Each entry must appear again exactly as it does in the source.

** Start **

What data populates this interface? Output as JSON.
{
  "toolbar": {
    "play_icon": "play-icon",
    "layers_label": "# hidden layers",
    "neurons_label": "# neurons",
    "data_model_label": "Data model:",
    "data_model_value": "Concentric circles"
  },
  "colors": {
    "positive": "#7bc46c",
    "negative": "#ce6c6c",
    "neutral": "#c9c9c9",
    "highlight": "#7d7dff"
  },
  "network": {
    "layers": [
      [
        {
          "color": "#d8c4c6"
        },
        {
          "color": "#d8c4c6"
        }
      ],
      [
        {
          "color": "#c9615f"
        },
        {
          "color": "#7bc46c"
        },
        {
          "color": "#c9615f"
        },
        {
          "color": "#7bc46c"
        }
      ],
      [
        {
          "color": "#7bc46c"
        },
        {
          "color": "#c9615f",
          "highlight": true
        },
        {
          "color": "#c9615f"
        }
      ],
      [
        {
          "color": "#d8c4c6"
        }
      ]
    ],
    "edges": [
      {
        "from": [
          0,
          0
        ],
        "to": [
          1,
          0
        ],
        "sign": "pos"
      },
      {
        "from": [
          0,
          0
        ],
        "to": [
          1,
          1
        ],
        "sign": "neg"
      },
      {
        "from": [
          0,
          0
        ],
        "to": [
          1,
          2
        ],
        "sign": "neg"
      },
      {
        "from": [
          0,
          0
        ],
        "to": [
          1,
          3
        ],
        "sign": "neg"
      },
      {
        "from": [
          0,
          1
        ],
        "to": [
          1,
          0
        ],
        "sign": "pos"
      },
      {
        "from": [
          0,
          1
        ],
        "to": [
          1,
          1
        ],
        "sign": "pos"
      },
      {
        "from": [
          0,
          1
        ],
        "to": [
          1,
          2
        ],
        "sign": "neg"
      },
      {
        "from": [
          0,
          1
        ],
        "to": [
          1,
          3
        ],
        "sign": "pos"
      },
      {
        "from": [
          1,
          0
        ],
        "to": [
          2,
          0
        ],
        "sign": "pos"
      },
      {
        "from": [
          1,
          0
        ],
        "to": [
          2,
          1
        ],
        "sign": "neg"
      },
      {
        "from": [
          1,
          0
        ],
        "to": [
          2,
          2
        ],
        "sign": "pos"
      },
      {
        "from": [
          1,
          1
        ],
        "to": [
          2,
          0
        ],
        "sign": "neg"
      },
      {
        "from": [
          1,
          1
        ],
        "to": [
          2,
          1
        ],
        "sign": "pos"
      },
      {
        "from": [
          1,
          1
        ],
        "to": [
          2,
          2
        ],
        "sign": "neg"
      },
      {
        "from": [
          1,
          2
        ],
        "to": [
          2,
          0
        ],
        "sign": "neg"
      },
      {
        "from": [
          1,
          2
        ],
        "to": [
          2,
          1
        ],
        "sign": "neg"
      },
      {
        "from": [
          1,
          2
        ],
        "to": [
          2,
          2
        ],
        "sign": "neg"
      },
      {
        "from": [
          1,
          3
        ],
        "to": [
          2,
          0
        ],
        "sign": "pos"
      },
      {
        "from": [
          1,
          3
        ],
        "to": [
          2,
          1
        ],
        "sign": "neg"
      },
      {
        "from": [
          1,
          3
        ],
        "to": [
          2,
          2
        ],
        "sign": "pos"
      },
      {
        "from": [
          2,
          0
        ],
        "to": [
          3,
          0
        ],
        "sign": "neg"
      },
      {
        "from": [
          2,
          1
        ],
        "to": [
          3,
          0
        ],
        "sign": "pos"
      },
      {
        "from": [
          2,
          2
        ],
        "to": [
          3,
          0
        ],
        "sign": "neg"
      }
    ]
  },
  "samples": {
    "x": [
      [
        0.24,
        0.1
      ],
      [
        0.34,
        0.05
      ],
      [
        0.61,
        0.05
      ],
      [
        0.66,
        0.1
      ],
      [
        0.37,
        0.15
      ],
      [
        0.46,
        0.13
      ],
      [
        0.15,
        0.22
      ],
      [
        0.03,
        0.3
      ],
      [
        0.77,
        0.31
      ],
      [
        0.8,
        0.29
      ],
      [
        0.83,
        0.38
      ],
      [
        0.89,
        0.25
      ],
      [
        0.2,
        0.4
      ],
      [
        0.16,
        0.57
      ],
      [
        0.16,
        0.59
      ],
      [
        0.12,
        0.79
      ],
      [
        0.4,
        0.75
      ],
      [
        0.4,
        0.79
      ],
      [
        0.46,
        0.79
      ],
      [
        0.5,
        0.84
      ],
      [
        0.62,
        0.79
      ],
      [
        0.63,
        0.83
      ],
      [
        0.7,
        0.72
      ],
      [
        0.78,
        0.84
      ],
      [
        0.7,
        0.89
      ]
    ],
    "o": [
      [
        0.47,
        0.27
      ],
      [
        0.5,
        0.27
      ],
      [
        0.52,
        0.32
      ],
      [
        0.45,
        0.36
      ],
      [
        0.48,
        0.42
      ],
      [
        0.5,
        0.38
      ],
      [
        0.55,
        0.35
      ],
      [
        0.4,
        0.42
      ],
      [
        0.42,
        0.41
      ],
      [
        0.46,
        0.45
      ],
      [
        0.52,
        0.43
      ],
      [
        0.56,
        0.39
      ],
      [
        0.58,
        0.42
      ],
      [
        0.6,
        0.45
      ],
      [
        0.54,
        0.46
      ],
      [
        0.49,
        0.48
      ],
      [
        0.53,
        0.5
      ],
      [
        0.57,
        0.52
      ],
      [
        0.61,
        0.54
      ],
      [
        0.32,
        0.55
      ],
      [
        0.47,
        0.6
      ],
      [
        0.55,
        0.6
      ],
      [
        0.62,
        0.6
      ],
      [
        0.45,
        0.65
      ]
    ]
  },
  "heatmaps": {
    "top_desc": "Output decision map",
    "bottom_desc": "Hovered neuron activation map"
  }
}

** End **

◆ **THE REPLY**
What data populates this interface? Output as JSON.
{
  "toolbar": {
    "play_icon": "play-icon",
    "layers_label": "# hidden layers",
    "neurons_label": "# neurons",
    "data_model_label": "Data model:",
    "data_model_value": "Concentric circles"
  },
  "colors": {
    "positive": "#7bc46c",
    "negative": "#ce6c6c",
    "neutral": "#c9c9c9",
    "highlight": "#7d7dff"
  },
  "network": {
    "layers": [
      [
        {
          "color": "#d8c4c6"
        },
        {
          "color": "#d8c4c6"
        }
      ],
      [
        {
          "color": "#c9615f"
        },
        {
          "color": "#7bc46c"
        },
        {
          "color": "#c9615f"
        },
        {
          "color": "#7bc46c"
        }
      ],
      [
        {
          "color": "#7bc46c"
        },
        {
          "color": "#c9615f",
          "highlight": true
        },
        {
          "color": "#c9615f"
        }
      ],
      [
        {
          "color": "#d8c4c6"
        }
      ]
    ],
    "edges": [
      {
        "from": [
          0,
          0
        ],
        "to": [
          1,
          0
        ],
        "sign": "pos"
      },
      {
        "from": [
          0,
          0
        ],
        "to": [
          1,
          1
        ],
        "sign": "neg"
      },
      {
        "from": [
          0,
          0
        ],
        "to": [
          1,
          2
        ],
        "sign": "neg"
      },
      {
        "from": [
          0,
          0
        ],
        "to": [
          1,
          3
        ],
        "sign": "neg"
      },
      {
        "from": [
          0,
          1
        ],
        "to": [
          1,
          0
        ],
        "sign": "pos"
      },
      {
        "from": [
          0,
          1
        ],
        "to": [
          1,
          1
        ],
        "sign": "pos"
      },
      {
        "from": [
          0,
          1
        ],
        "to": [
          1,
          2
        ],
        "sign": "neg"
      },
      {
        "from": [
          0,
          1
        ],
        "to": [
          1,
          3
        ],
        "sign": "pos"
      },
      {
        "from": [
          1,
          0
        ],
        "to": [
          2,
          0
        ],
        "sign": "pos"
      },
      {
        "from": [
          1,
          0
        ],
        "to": [
          2,
          1
        ],
        "sign": "neg"
      },
      {
        "from": [
          1,
          0
        ],
        "to": [
          2,
          2
        ],
        "sign": "pos"
      },
      {
        "from": [
          1,
          1
        ],
        "to": [
          2,
          0
        ],
        "sign": "neg"
      },
      {
        "from": [
          1,
          1
        ],
        "to": [
          2,
          1
        ],
        "sign": "pos"
      },
      {
        "from": [
          1,
          1
        ],
        "to": [
          2,
          2
        ],
        "sign": "neg"
      },
      {
        "from": [
          1,
          2
        ],
        "to": [
          2,
          0
        ],
        "sign": "neg"
      },
      {
        "from": [
          1,
          2
        ],
        "to": [
          2,
          1
        ],
        "sign": "neg"
      },
      {
        "from": [
          1,
          2
        ],
        "to": [
          2,
          2
        ],
        "sign": "neg"
      },
      {
        "from": [
          1,
          3
        ],
        "to": [
          2,
          0
        ],
        "sign": "pos"
      },
      {
        "from": [
          1,
          3
        ],
        "to": [
          2,
          1
        ],
        "sign": "neg"
      },
      {
        "from": [
          1,
          3
        ],
        "to": [
          2,
          2
        ],
        "sign": "pos"
      },
      {
        "from": [
          2,
          0
        ],
        "to": [
          3,
          0
        ],
        "sign": "neg"
      },
      {
        "from": [
          2,
          1
        ],
        "to": [
          3,
          0
        ],
        "sign": "pos"
      },
      {
        "from": [
          2,
          2
        ],
        "to": [
          3,
          0
        ],
        "sign": "neg"
      }
    ]
  },
  "samples": {
    "x": [
      [
        0.24,
        0.1
      ],
      [
        0.34,
        0.05
      ],
      [
        0.61,
        0.05
      ],
      [
        0.66,
        0.1
      ],
      [
        0.37,
        0.15
      ],
      [
        0.46,
        0.13
      ],
      [
        0.15,
        0.22
      ],
      [
        0.03,
        0.3
      ],
      [
        0.77,
        0.31
      ],
      [
        0.8,
        0.29
      ],
      [
        0.83,
        0.38
      ],
      [
        0.89,
        0.25
      ],
      [
        0.2,
        0.4
      ],
      [
        0.16,
        0.57
      ],
      [
        0.16,
        0.59
      ],
      [
        0.12,
        0.79
      ],
      [
        0.4,
        0.75
      ],
      [
        0.4,
        0.79
      ],
      [
        0.46,
        0.79
      ],
      [
        0.5,
        0.84
      ],
      [
        0.62,
        0.79
      ],
      [
        0.63,
        0.83
      ],
      [
        0.7,
        0.72
      ],
      [
        0.78,
        0.84
      ],
      [
        0.7,
        0.89
      ]
    ],
    "o": [
      [
        0.47,
        0.27
      ],
      [
        0.5,
        0.27
      ],
      [
        0.52,
        0.32
      ],
      [
        0.45,
        0.36
      ],
      [
        0.48,
        0.42
      ],
      [
        0.5,
        0.38
      ],
      [
        0.55,
        0.35
      ],
      [
        0.4,
        0.42
      ],
      [
        0.42,
        0.41
      ],
      [
        0.46,
        0.45
      ],
      [
        0.52,
        0.43
      ],
      [
        0.56,
        0.39
      ],
      [
        0.58,
        0.42
      ],
      [
        0.6,
        0.45
      ],
      [
        0.54,
        0.46
      ],
      [
        0.49,
        0.48
      ],
      [
        0.53,
        0.5
      ],
      [
        0.57,
        0.52
      ],
      [
        0.61,
        0.54
      ],
      [
        0.32,
        0.55
      ],
      [
        0.47,
        0.6
      ],
      [
        0.55,
        0.6
      ],
      [
        0.62,
        0.6
      ],
      [
        0.45,
        0.65
      ]
    ]
  },
  "heatmaps": {
    "top_desc": "Output decision map",
    "bottom_desc": "Hovered neuron activation map"
  }
}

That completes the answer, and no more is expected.